▶ [What the task requires] Please transcribe the listing below in full and word for word, without its pictures.

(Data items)
*-*-*

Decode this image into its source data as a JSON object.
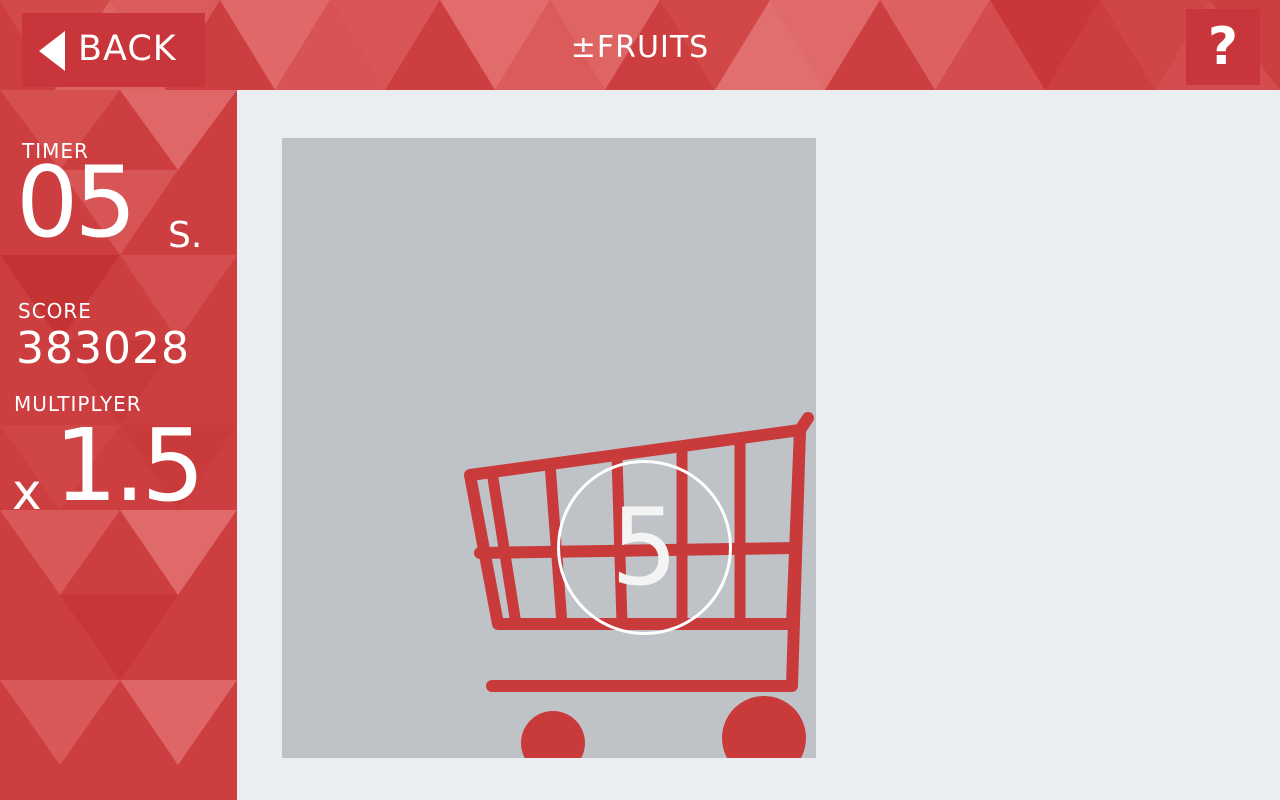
{
  "colors": {
    "primary_red": "#c93a3a",
    "panel_bg": "#ebeef0",
    "card_bg": "#bfc3c7"
  },
  "header": {
    "back_label": "BACK",
    "title": "±FRUITS",
    "help_label": "?"
  },
  "stats": {
    "timer_label": "TIMER",
    "timer_value": "05",
    "timer_unit": "S.",
    "score_label": "SCORE",
    "score_value": "383028",
    "multiplier_label": "MULTIPLYER",
    "multiplier_prefix": "x",
    "multiplier_value": "1.5"
  },
  "game": {
    "countdown": "5",
    "icons": [
      "arrow-left-icon",
      "shopping-cart-icon"
    ]
  }
}
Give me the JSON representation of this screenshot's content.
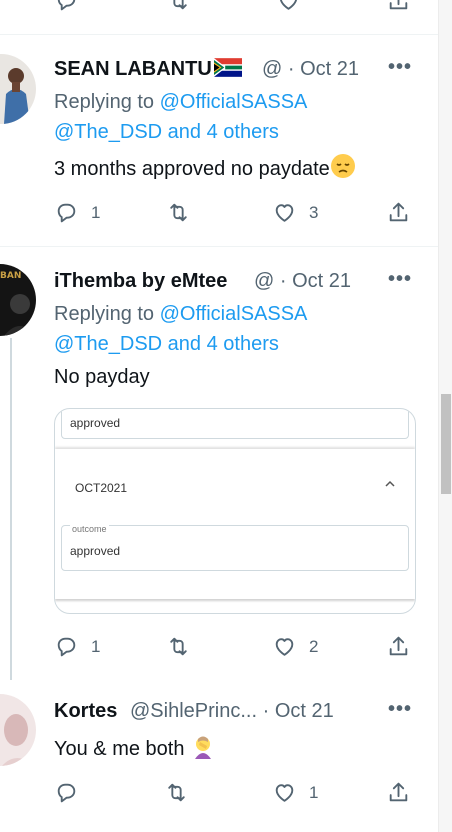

*-*-*

▶ [The completed task]
Decode this image into its source data as a JSON object.
{
  "colors": {
    "primary_red": "#c93a3a",
    "panel_bg": "#ebeef0",
    "card_bg": "#bfc3c7"
  },
  "header": {
    "back_label": "BACK",
    "title": "±FRUITS",
    "help_label": "?"
  },
  "stats": {
    "timer_label": "TIMER",
    "timer_value": "05",
    "timer_unit": "S.",
    "score_label": "SCORE",
    "score_value": "383028",
    "multiplier_label": "MULTIPLYER",
    "multiplier_prefix": "x",
    "multiplier_value": "1.5"
  },
  "game": {
    "countdown": "5",
    "icons": [
      "arrow-left-icon",
      "shopping-cart-icon"
    ]
  }
}
Give me the JSON representation of this screenshot's content.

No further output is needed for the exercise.